## YOUR TASK
Gather every line in the records below that contains the word "plastic".

··········

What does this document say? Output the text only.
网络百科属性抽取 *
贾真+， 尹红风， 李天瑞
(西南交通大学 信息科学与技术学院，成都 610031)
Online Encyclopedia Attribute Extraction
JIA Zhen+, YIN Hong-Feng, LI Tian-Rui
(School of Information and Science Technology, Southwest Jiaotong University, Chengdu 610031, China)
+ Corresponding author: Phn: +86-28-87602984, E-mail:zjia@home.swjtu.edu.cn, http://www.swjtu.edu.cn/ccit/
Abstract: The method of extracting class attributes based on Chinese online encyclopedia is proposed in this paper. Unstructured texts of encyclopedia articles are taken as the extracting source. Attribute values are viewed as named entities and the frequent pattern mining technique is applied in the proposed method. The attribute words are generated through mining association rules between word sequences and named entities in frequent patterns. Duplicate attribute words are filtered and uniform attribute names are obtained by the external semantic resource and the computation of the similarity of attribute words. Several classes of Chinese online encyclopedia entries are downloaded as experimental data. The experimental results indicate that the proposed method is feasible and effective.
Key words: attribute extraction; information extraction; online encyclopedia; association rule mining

··········

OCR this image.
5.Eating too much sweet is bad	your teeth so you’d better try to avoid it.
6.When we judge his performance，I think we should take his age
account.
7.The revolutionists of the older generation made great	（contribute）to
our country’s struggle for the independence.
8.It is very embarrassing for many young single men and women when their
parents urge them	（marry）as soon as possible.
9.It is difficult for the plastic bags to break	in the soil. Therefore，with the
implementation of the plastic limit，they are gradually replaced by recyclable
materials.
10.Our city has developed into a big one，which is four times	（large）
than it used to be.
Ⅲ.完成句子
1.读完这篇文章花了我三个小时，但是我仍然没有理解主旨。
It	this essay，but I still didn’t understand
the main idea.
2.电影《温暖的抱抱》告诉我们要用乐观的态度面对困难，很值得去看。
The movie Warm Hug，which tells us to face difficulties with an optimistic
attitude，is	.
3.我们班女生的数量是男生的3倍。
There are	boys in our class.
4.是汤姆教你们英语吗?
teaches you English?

··········

## RESPONSE TO THIS TASK
9.It is difficult for the plastic bags to break	in the soil. Therefore，with the
implementation of the plastic limit，they are gradually replaced by recyclable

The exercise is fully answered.